RECORDS FOR THIS EXERCISE ->

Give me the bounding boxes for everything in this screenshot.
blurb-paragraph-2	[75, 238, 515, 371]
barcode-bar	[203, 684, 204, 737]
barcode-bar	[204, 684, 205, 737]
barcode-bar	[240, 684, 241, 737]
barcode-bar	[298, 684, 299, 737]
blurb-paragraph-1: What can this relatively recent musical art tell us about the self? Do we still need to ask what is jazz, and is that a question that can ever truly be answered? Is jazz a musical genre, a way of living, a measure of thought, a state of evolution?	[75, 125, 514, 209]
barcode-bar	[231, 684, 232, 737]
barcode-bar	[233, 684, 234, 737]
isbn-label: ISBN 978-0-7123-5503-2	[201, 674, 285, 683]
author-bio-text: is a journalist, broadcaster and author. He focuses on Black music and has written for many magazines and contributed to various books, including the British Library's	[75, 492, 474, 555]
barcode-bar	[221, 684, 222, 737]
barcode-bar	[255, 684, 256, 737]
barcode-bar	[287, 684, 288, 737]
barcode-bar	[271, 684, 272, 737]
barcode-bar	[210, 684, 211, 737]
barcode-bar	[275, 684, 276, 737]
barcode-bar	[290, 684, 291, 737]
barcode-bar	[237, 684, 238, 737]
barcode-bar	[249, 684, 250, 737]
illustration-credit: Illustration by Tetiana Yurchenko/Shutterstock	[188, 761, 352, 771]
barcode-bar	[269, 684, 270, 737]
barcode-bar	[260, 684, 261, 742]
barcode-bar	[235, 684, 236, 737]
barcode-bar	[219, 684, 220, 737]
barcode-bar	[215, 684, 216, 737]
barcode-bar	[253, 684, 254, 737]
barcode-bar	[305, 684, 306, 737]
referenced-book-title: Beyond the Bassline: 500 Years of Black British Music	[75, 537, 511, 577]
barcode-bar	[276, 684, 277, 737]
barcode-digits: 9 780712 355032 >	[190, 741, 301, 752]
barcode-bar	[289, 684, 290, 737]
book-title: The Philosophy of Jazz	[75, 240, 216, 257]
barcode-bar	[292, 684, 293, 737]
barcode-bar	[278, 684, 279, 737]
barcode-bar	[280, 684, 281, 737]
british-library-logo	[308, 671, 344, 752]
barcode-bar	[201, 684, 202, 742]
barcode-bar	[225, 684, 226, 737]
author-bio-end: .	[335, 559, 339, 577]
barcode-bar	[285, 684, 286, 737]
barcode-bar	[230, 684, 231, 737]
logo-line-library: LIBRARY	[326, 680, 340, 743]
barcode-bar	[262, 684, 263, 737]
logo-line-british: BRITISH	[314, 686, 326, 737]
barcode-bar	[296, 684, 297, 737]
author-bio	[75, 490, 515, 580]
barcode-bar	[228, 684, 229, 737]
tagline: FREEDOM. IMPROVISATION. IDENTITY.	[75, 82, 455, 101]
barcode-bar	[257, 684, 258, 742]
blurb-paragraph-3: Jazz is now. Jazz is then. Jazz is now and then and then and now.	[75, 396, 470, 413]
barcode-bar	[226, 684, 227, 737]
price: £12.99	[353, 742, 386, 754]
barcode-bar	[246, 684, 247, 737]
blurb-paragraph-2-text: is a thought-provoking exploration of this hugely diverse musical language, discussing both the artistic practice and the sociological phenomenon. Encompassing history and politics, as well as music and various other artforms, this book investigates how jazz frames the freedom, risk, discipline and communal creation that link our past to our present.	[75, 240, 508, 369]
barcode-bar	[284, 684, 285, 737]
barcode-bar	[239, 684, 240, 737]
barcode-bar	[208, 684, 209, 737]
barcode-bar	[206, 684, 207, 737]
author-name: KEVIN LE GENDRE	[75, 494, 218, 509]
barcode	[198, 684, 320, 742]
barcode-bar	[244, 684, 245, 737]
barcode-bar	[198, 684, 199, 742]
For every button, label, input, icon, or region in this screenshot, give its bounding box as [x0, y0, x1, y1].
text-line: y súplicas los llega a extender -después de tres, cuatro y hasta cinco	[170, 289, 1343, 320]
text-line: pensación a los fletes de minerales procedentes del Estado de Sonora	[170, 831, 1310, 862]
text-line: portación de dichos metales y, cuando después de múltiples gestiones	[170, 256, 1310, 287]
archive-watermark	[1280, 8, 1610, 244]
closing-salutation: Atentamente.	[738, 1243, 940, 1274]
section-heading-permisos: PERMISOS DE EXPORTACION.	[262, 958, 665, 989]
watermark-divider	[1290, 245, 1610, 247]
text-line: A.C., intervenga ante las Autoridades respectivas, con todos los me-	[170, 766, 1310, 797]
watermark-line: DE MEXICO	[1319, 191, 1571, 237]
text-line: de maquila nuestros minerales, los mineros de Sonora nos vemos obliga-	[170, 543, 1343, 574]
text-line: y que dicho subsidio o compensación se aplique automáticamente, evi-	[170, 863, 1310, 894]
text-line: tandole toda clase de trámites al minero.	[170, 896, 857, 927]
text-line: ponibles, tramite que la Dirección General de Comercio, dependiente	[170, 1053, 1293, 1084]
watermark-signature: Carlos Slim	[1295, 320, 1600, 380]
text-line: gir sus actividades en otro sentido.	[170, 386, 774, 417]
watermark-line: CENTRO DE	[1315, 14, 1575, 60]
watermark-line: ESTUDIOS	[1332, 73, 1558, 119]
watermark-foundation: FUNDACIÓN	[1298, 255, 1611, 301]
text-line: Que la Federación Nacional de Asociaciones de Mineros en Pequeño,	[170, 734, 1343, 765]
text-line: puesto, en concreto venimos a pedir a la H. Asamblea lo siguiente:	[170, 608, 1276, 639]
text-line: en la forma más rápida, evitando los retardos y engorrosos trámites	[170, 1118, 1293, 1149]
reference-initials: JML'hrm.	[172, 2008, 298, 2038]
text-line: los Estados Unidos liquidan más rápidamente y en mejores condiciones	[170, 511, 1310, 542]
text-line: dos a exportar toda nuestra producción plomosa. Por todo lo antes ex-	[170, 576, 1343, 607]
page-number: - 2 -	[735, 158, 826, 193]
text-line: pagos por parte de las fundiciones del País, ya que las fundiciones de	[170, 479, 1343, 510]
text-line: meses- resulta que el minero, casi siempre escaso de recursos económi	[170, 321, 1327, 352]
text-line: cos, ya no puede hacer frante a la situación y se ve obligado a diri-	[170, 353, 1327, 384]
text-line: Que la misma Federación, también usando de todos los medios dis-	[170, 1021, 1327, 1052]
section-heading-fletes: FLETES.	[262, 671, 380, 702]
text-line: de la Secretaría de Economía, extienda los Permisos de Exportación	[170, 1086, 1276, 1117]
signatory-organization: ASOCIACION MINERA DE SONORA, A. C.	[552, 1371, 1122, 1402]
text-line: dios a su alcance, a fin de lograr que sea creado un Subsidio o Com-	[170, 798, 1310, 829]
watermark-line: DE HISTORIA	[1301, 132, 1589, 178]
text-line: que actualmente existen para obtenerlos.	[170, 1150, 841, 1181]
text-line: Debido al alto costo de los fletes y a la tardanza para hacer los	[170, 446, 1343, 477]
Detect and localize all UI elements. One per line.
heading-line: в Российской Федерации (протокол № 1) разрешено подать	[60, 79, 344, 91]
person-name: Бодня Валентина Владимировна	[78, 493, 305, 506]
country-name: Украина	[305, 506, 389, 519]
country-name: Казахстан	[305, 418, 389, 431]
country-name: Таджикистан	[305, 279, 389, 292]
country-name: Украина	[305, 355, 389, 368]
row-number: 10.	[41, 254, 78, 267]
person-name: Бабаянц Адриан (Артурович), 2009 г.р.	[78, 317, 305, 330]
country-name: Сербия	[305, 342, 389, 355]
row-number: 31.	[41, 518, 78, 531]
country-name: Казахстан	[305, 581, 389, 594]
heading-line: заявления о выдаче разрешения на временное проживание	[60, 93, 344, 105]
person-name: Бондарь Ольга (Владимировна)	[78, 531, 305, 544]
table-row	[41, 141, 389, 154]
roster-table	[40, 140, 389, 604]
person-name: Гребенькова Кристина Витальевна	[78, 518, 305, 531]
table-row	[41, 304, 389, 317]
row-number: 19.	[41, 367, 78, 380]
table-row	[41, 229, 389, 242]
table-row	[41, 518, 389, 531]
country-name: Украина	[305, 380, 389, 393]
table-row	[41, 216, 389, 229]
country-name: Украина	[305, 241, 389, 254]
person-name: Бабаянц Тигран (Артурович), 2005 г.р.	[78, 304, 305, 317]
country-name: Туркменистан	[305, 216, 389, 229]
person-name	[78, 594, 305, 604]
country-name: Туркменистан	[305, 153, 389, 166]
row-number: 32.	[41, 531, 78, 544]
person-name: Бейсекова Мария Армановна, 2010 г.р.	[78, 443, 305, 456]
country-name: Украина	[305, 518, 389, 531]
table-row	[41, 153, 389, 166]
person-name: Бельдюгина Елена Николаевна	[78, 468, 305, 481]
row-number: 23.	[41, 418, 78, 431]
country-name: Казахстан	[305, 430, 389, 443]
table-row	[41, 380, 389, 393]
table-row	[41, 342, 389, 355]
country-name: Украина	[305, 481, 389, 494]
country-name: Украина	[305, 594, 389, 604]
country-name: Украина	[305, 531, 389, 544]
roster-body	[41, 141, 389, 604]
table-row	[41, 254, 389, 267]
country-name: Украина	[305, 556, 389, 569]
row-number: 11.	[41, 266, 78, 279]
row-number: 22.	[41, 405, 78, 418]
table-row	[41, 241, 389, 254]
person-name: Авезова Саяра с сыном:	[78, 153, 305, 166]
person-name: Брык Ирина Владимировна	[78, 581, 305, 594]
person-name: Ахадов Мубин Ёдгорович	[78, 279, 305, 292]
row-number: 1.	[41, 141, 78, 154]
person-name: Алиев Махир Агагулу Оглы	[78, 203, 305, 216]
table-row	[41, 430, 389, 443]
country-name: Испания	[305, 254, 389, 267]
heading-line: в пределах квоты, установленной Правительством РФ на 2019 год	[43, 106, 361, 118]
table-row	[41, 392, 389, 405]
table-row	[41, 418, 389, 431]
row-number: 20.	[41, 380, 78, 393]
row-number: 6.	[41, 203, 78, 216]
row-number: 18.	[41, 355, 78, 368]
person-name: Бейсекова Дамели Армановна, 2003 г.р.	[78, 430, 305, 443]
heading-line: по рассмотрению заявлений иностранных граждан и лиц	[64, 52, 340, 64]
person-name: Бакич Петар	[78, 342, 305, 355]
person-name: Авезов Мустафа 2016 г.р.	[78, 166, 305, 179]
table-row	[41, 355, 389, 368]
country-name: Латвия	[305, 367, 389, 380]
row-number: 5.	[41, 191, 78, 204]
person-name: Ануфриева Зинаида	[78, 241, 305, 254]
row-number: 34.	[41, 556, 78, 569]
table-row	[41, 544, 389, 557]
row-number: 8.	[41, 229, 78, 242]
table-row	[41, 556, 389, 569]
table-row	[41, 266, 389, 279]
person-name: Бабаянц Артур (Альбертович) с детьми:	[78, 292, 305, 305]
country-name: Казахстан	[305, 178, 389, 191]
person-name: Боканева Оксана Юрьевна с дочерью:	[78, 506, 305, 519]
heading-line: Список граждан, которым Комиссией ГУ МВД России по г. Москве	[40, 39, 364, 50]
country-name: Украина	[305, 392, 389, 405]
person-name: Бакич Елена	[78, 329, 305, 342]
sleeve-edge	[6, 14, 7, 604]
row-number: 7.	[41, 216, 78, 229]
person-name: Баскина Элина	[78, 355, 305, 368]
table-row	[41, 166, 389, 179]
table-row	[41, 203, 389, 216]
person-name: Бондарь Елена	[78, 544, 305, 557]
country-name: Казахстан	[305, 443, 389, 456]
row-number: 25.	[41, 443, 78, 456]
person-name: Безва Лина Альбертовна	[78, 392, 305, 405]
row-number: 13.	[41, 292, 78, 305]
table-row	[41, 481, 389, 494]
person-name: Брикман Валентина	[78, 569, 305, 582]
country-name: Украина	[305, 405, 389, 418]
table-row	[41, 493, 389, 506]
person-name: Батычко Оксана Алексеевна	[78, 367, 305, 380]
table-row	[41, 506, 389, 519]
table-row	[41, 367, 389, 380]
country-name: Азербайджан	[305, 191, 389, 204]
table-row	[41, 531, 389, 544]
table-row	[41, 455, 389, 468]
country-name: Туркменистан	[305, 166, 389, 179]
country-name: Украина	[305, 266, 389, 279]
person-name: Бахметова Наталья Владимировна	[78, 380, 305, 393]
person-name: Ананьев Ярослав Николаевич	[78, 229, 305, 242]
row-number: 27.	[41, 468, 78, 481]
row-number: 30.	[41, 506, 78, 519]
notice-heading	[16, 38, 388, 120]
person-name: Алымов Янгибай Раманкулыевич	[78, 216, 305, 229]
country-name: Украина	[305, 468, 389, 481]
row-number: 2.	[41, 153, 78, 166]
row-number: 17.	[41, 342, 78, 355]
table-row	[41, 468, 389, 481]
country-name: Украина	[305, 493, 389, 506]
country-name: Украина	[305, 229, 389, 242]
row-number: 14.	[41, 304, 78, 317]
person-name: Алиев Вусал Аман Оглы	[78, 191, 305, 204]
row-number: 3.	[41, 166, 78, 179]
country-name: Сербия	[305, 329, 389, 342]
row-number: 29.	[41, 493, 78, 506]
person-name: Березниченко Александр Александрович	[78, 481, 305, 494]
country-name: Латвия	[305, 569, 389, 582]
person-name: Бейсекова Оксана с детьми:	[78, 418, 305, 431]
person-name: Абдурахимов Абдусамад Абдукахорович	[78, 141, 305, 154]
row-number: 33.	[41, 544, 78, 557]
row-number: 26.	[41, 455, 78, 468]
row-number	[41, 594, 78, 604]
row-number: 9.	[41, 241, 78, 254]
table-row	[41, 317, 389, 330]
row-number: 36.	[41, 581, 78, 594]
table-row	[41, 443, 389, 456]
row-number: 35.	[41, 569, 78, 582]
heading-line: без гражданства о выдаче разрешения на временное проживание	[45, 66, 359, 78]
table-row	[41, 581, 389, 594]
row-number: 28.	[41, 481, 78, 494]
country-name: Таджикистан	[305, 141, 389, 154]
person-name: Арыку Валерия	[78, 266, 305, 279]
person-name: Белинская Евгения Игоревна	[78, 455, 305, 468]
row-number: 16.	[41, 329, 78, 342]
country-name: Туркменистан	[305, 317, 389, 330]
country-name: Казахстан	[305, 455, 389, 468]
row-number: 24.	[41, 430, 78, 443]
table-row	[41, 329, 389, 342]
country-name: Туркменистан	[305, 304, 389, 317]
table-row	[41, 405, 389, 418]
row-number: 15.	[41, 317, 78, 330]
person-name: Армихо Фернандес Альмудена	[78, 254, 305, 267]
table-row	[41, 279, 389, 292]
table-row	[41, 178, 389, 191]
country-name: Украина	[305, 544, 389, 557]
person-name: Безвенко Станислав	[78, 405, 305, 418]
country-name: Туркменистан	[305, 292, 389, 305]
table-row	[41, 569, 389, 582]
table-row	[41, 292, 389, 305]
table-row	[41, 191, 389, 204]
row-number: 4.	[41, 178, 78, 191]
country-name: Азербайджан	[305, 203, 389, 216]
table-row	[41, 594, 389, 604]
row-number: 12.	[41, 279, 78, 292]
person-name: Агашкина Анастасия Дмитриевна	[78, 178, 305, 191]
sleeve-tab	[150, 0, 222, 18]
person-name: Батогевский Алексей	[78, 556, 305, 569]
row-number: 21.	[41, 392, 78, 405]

WHAT YOU SHOULD DO -> Recast the data as a Markdown table with the columns Row and Line, giving each line a row number and omitting blank lines. Begin at the start of the data and stop after the line that contains "684, 232, 737]".

RESULT ->
| Row | Line |
|---|---|
| 1 | Give me the bounding boxes for everything in this screenshot. |
| 2 | blurb-paragraph-2	[75, 238, 515, 371] |
| 3 | barcode-bar	[203, 684, 204, 737] |
| 4 | barcode-bar	[204, 684, 205, 737] |
| 5 | barcode-bar	[240, 684, 241, 737] |
| 6 | barcode-bar	[298, 684, 299, 737] |
| 7 | blurb-paragraph-1: What can this relatively recent musical art tell us about the self? Do we still need to ask what is jazz, and is that a question that can ever truly be answered? Is jazz a musical genre, a way of living, a measure of thought, a state of evolution?	[75, 125, 514, 209] |
| 8 | barcode-bar	[231, 684, 232, 737] |